◆ EXERCISE ◆
Copy out the lines of the items from the line containing "magnifier-icon xyxy=(481,55,489,63)" up to and including the line containing "home-link[interactable]: Home xyxy=(578,53,599,62)", reproducing each one character for character.

----- EXCERPTED RECORDS

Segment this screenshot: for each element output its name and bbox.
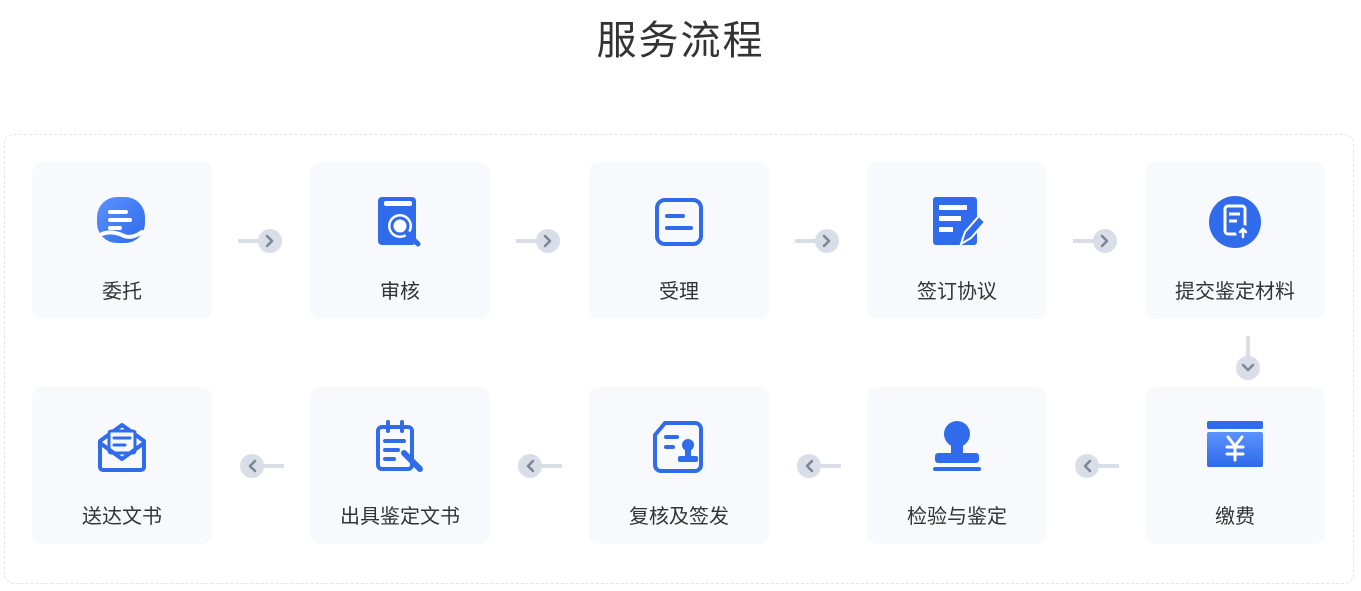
step-label: 复核及签发	[629, 504, 729, 528]
arrow-right-4	[1073, 228, 1119, 254]
stamp-icon	[927, 417, 987, 477]
step-card-7[interactable]: 检验与鉴定	[867, 387, 1047, 544]
yuan-wallet-icon	[1205, 417, 1265, 477]
step-card-6[interactable]: 缴费	[1145, 387, 1325, 544]
arrow-right-2	[516, 228, 562, 254]
page-title: 服务流程	[596, 18, 765, 64]
step-card-2[interactable]: 审核	[310, 162, 490, 319]
clipboard-pen-icon	[370, 417, 430, 477]
arrow-right-1	[238, 228, 284, 254]
search-document-icon	[370, 192, 430, 252]
step-label: 提交鉴定材料	[1175, 279, 1295, 303]
edit-document-icon	[927, 192, 987, 252]
upload-document-icon	[1205, 192, 1265, 252]
step-card-10[interactable]: 送达文书	[32, 387, 212, 544]
envelope-letter-icon	[92, 417, 152, 477]
step-label: 受理	[659, 279, 699, 303]
arrow-left-1	[1073, 453, 1119, 479]
arrow-left-2	[795, 453, 841, 479]
step-label: 缴费	[1215, 504, 1255, 528]
step-card-8[interactable]: 复核及签发	[589, 387, 769, 544]
step-label: 签订协议	[917, 279, 997, 303]
form-icon	[649, 192, 709, 252]
step-card-4[interactable]: 签订协议	[867, 162, 1047, 319]
step-card-3[interactable]: 受理	[589, 162, 769, 319]
step-card-5[interactable]: 提交鉴定材料	[1145, 162, 1325, 319]
hand-card-icon	[92, 192, 152, 252]
step-label: 送达文书	[82, 504, 162, 528]
arrow-right-3	[795, 228, 841, 254]
step-label: 审核	[380, 279, 420, 303]
step-card-1[interactable]: 委托	[32, 162, 212, 319]
arrow-down	[1235, 336, 1261, 382]
step-label: 委托	[102, 279, 142, 303]
certificate-stamp-icon	[649, 417, 709, 477]
step-label: 检验与鉴定	[907, 504, 1007, 528]
arrow-left-4	[238, 453, 284, 479]
step-card-9[interactable]: 出具鉴定文书	[310, 387, 490, 544]
step-label: 出具鉴定文书	[340, 504, 460, 528]
arrow-left-3	[516, 453, 562, 479]
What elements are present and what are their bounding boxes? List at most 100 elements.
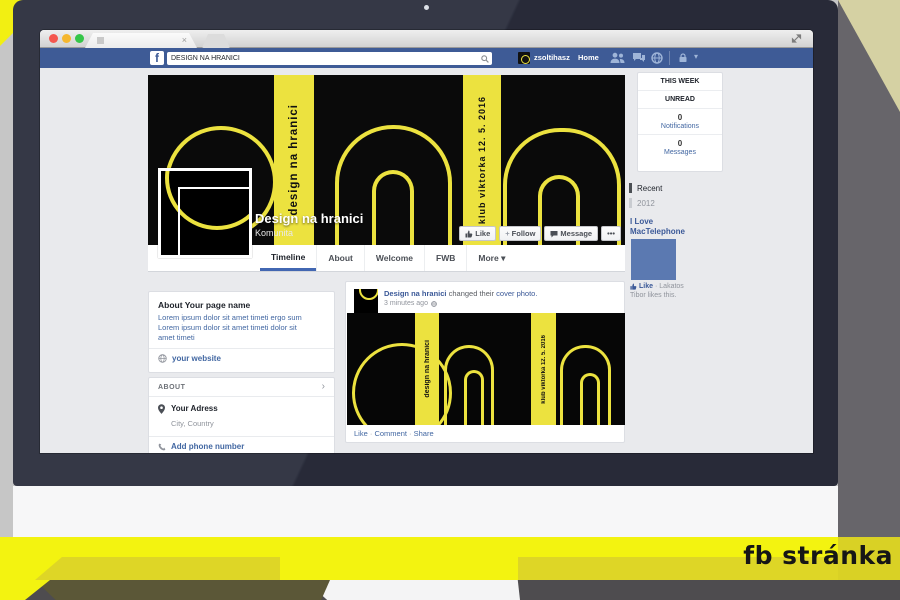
magnifier-icon xyxy=(481,55,489,63)
post-actions: Like · Comment · Share xyxy=(354,429,434,438)
page-category: Komunita xyxy=(255,228,293,238)
tab-close-icon[interactable]: × xyxy=(182,35,187,46)
plus-icon: + xyxy=(505,229,509,238)
suggested-page-like-row: Like · Lakatos xyxy=(630,283,684,290)
divider xyxy=(149,436,334,437)
user-avatar[interactable] xyxy=(518,52,530,64)
home-link[interactable]: Home xyxy=(578,53,599,62)
feed-post: Design na hranici changed their cover ph… xyxy=(345,281,625,443)
address-row: Your Adress City, Country xyxy=(158,404,325,431)
about-card-line3: amet timeti xyxy=(158,333,325,343)
tab-favicon xyxy=(97,37,104,44)
this-week-row[interactable]: THIS WEEK xyxy=(638,73,722,91)
address-value: City, Country xyxy=(171,419,214,428)
about-page-card: About Your page name Lorem ipsum dolor s… xyxy=(148,291,335,373)
year-label: 2012 xyxy=(637,199,655,208)
privacy-lock-icon[interactable] xyxy=(678,53,688,63)
username-link[interactable]: zsoltihasz xyxy=(534,53,570,62)
sidebar-like-name: · Lakatos xyxy=(655,283,684,290)
unread-row[interactable]: UNREAD xyxy=(638,91,722,109)
chevron-down-icon[interactable]: ▾ xyxy=(694,52,698,61)
timeline-nav-year[interactable]: 2012 xyxy=(629,198,662,208)
follow-button[interactable]: + Follow xyxy=(499,226,541,241)
post-time-text: 3 minutes ago xyxy=(384,300,428,307)
tab-more[interactable]: More ▾ xyxy=(466,245,516,271)
thumb-up-icon xyxy=(465,230,473,238)
follow-button-label: Follow xyxy=(512,229,536,238)
website-link[interactable]: your website xyxy=(158,354,325,363)
post-comment-link[interactable]: Comment xyxy=(374,429,407,438)
dot-separator: · xyxy=(407,429,414,438)
expand-icon[interactable] xyxy=(791,33,802,44)
cover-yellow-bar-right: klub viktorka 12. 5. 2016 xyxy=(463,75,501,245)
friend-requests-icon[interactable] xyxy=(610,52,625,64)
facebook-logo[interactable]: f xyxy=(150,51,164,65)
post-like-link[interactable]: Like xyxy=(354,429,368,438)
post-author-link[interactable]: Design na hranici xyxy=(384,289,447,298)
profile-picture[interactable] xyxy=(158,168,252,258)
suggested-page-like-row2: Tibor likes this. xyxy=(630,292,676,299)
messages-icon[interactable] xyxy=(632,52,646,64)
notifications-count: 0 xyxy=(638,109,722,123)
webcam-dot xyxy=(424,5,429,10)
minimize-window-button[interactable] xyxy=(62,34,71,43)
post-timestamp[interactable]: 3 minutes ago xyxy=(384,300,437,307)
chevron-right-icon[interactable]: › xyxy=(322,383,325,391)
page-title[interactable]: Design na hranici xyxy=(255,211,363,226)
tab-fwb[interactable]: FWB xyxy=(424,245,466,271)
about-card-title: About Your page name xyxy=(158,300,325,310)
caption-band-shade-left xyxy=(35,557,280,580)
about-section-title: ABOUT xyxy=(158,384,185,391)
tab-about[interactable]: About xyxy=(316,245,364,271)
cover-bar-right-text: klub viktorka 12. 5. 2016 xyxy=(477,96,487,224)
post-action-text: changed their xyxy=(447,289,497,298)
message-button-label: Message xyxy=(560,229,592,238)
post-image[interactable]: design na hranici klub viktorka 12. 5. 2… xyxy=(347,313,625,425)
browser-tab[interactable]: × xyxy=(85,33,197,48)
notifications-link[interactable]: Notifications xyxy=(638,123,722,135)
about-section-header[interactable]: ABOUT › xyxy=(149,378,334,397)
stand-shadow xyxy=(35,580,330,600)
post-avatar[interactable] xyxy=(354,289,378,313)
new-tab-button[interactable] xyxy=(202,34,230,48)
about-card-line2: Lorem ipsum dolor sit amet timeti dolor … xyxy=(158,323,325,333)
poster-yellow-bar-left: design na hranici xyxy=(415,313,439,425)
suggested-page-thumbnail[interactable] xyxy=(631,239,676,280)
post-share-link[interactable]: Share xyxy=(414,429,434,438)
recent-label: Recent xyxy=(637,184,662,193)
messages-count: 0 xyxy=(638,135,722,149)
website-link-label: your website xyxy=(172,354,221,363)
like-button-label: Like xyxy=(475,229,490,238)
ellipsis-icon: ••• xyxy=(607,229,615,238)
poster-bar-right-text: klub viktorka 12. 5. 2016 xyxy=(541,335,547,404)
post-object-link[interactable]: cover photo. xyxy=(496,289,537,298)
globe-mini-icon xyxy=(431,301,437,307)
post-header: Design na hranici changed their cover ph… xyxy=(384,289,537,299)
avatar-arc xyxy=(521,55,530,64)
search-value: DESIGN NA HRANICI xyxy=(171,55,240,62)
message-button[interactable]: Message xyxy=(544,226,598,241)
like-button[interactable]: Like xyxy=(459,226,496,241)
poster-letter-n-inner xyxy=(464,370,484,425)
browser-window: × f DESIGN NA HRANICI zsoltihasz Home xyxy=(40,30,813,453)
sidebar-like-link[interactable]: Like xyxy=(639,283,653,290)
search-input[interactable]: DESIGN NA HRANICI xyxy=(167,52,492,65)
close-window-button[interactable] xyxy=(49,34,58,43)
thumb-up-small-icon xyxy=(630,283,637,290)
website-globe-icon xyxy=(158,354,167,363)
browser-titlebar: × xyxy=(40,30,813,48)
zoom-window-button[interactable] xyxy=(75,34,84,43)
timeline-marker xyxy=(629,183,632,193)
more-actions-button[interactable]: ••• xyxy=(601,226,621,241)
suggested-page-line2: MacTelephone xyxy=(630,227,685,237)
messages-link[interactable]: Messages xyxy=(638,149,722,160)
add-phone-link[interactable]: Add phone number xyxy=(158,442,325,451)
timeline-nav-recent[interactable]: Recent xyxy=(629,183,662,193)
tab-welcome[interactable]: Welcome xyxy=(364,245,424,271)
suggested-page-link[interactable]: I Love MacTelephone xyxy=(630,217,685,237)
phone-icon xyxy=(158,443,166,451)
notifications-globe-icon[interactable] xyxy=(651,52,663,64)
cover-letter-n-inner xyxy=(372,170,414,245)
tab-timeline[interactable]: Timeline xyxy=(260,245,316,271)
profile-picture-square xyxy=(178,187,252,258)
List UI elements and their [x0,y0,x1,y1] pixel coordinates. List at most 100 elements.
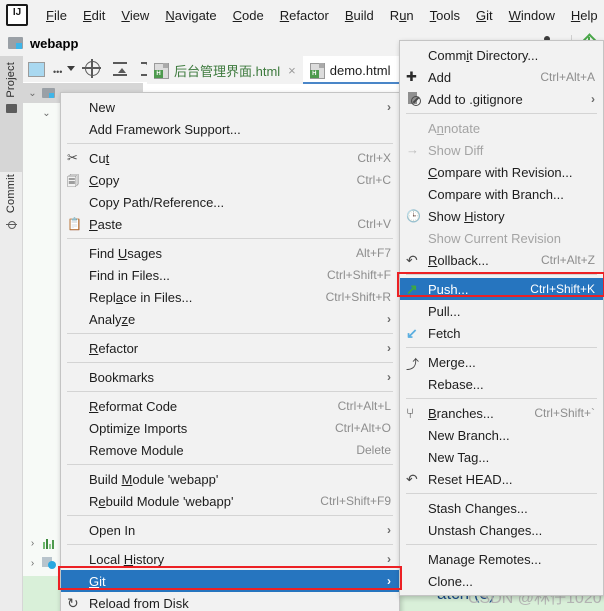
menu-item-cut[interactable]: Cut Ctrl+X [61,147,399,169]
menu-item-local-history[interactable]: Local History › [61,548,399,570]
menu-item-reload-from-disk[interactable]: Reload from Disk [61,592,399,611]
git-menu-item-unstash-changes[interactable]: Unstash Changes... [400,519,603,541]
git-menu-item-compare-with-branch[interactable]: Compare with Branch... [400,183,603,205]
menu-icon-slot [400,161,428,183]
git-menu-item-branches[interactable]: Branches... Ctrl+Shift+` [400,402,603,424]
menu-item-label: Copy Path/Reference... [89,194,225,210]
menubar-item-window[interactable]: Window [501,5,563,26]
git-menu-item-commit-directory[interactable]: Commit Directory... [400,44,603,66]
menu-item-label: Open In [89,522,136,538]
select-opened-file-icon[interactable] [23,58,49,80]
menu-item-label: Add to .gitignore [428,91,523,107]
menu-item-open-in[interactable]: Open In › [61,519,399,541]
locate-file-icon[interactable] [79,58,105,80]
close-icon[interactable]: × [288,63,296,78]
menu-item-label: Branches... [428,405,494,421]
menu-item-replace-in-files[interactable]: Replace in Files... Ctrl+Shift+R [61,286,399,308]
sidebar-item-project[interactable]: Project [0,56,22,172]
menu-separator [67,362,393,363]
menu-item-find-in-files[interactable]: Find in Files... Ctrl+Shift+F [61,264,399,286]
menu-item-paste[interactable]: Paste Ctrl+V [61,213,399,235]
menu-item-shortcut: Ctrl+Alt+O [334,421,391,435]
tab-label: 后台管理界面.html [174,63,281,79]
git-menu-item-push[interactable]: Push... Ctrl+Shift+K [400,278,603,300]
menu-separator [67,515,393,516]
menu-item-shortcut: Ctrl+Alt+L [337,399,391,413]
git-menu-item-manage-remotes[interactable]: Manage Remotes... [400,548,603,570]
git-menu-item-compare-with-revision[interactable]: Compare with Revision... [400,161,603,183]
menu-item-label: Git [89,573,106,589]
menubar-item-help[interactable]: Help [563,5,604,26]
menu-item-new[interactable]: New › [61,96,399,118]
menu-item-add-framework-support[interactable]: Add Framework Support... [61,118,399,140]
git-menu-item-clone[interactable]: Clone... [400,570,603,592]
menubar-item-run[interactable]: Run [382,5,422,26]
tab-houtai-guanli[interactable]: H 后台管理界面.html × [147,56,303,84]
tab-demo-html[interactable]: H demo.html × [302,56,414,84]
menu-icon-slot [61,548,89,570]
merge-icon [406,354,422,370]
menubar-item-git[interactable]: Git [468,5,501,26]
git-menu-item-add-to-gitignore[interactable]: Add to .gitignore › [400,88,603,110]
git-menu-item-reset-head[interactable]: Reset HEAD... [400,468,603,490]
plus-icon-slot [400,66,428,88]
menu-item-analyze[interactable]: Analyze › [61,308,399,330]
chevron-right-icon[interactable]: › [27,558,38,569]
menubar-item-tools[interactable]: Tools [422,5,468,26]
menu-item-build-module-webapp[interactable]: Build Module 'webapp' [61,468,399,490]
menu-item-label: Add [428,69,452,85]
git-menu-item-add[interactable]: Add Ctrl+Alt+A [400,66,603,88]
menu-icon-slot [61,337,89,359]
commit-icon [5,219,17,230]
chevron-right-icon[interactable]: › [27,538,38,549]
git-menu-item-pull[interactable]: Pull... [400,300,603,322]
menubar-item-view[interactable]: View [113,5,157,26]
chevron-down-icon[interactable]: ⌄ [41,108,52,119]
menu-item-label: Optimize Imports [89,420,188,436]
menu-item-copy[interactable]: Copy Ctrl+C [61,169,399,191]
menu-item-remove-module[interactable]: Remove Module Delete [61,439,399,461]
menu-item-label: Build Module 'webapp' [89,471,219,487]
menu-item-refactor[interactable]: Refactor › [61,337,399,359]
file-options-dropdown-icon[interactable]: ••• [51,58,77,80]
menu-item-shortcut: Ctrl+C [356,173,391,187]
menubar-item-build[interactable]: Build [337,5,382,26]
git-menu-item-rollback[interactable]: Rollback... Ctrl+Alt+Z [400,249,603,271]
show-diff-icon [406,142,422,158]
git-menu-item-merge[interactable]: Merge... [400,351,603,373]
fetch-icon [406,325,422,341]
menu-item-bookmarks[interactable]: Bookmarks › [61,366,399,388]
sidebar-item-project-label: Project [5,62,17,98]
menu-item-git[interactable]: Git › [61,570,399,592]
git-menu-item-stash-changes[interactable]: Stash Changes... [400,497,603,519]
menu-item-label: Bookmarks [89,369,155,385]
git-menu-item-fetch[interactable]: Fetch [400,322,603,344]
expand-all-icon[interactable] [107,58,133,80]
menu-item-label: Show Current Revision [428,230,561,246]
menubar-item-edit[interactable]: Edit [75,5,113,26]
git-menu-item-new-branch[interactable]: New Branch... [400,424,603,446]
folder-icon [5,103,17,113]
menu-separator [67,143,393,144]
menu-item-optimize-imports[interactable]: Optimize Imports Ctrl+Alt+O [61,417,399,439]
menubar-item-navigate[interactable]: Navigate [157,5,224,26]
menubar-item-file[interactable]: File [38,5,75,26]
menu-item-label: Commit Directory... [428,47,539,63]
menu-item-rebuild-module-webapp[interactable]: Rebuild Module 'webapp' Ctrl+Shift+F9 [61,490,399,512]
chevron-right-icon: › [387,312,391,326]
menubar-item-code[interactable]: Code [225,5,272,26]
git-menu-item-rebase[interactable]: Rebase... [400,373,603,395]
menu-item-reformat-code[interactable]: Reformat Code Ctrl+Alt+L [61,395,399,417]
menu-item-label: Refactor [89,340,139,356]
menu-icon-slot [61,191,89,213]
menubar-item-refactor[interactable]: Refactor [272,5,337,26]
menu-item-find-usages[interactable]: Find Usages Alt+F7 [61,242,399,264]
clock-icon [406,208,422,224]
sidebar-item-commit[interactable]: Commit [0,168,22,284]
git-menu-item-show-history[interactable]: Show History [400,205,603,227]
git-menu-item-new-tag[interactable]: New Tag... [400,446,603,468]
menu-item-copy-path-reference[interactable]: Copy Path/Reference... [61,191,399,213]
menu-item-shortcut: Ctrl+Shift+R [325,290,391,304]
rollback-icon [406,252,422,268]
chevron-down-icon[interactable]: ⌄ [27,88,38,99]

----------

◆ RIGHT ANSWER ◆
magnifier-icon xyxy=(481,55,489,63)
post-actions: Like · Comment · Share xyxy=(354,429,434,438)
page-category: Komunita xyxy=(255,228,293,238)
tab-close-icon[interactable]: × xyxy=(182,35,187,46)
plus-icon: + xyxy=(505,229,509,238)
suggested-page-like-row: Like · Lakatos xyxy=(630,283,684,290)
divider xyxy=(149,436,334,437)
user-avatar[interactable] xyxy=(518,52,530,64)
home-link[interactable]: Home xyxy=(578,53,599,62)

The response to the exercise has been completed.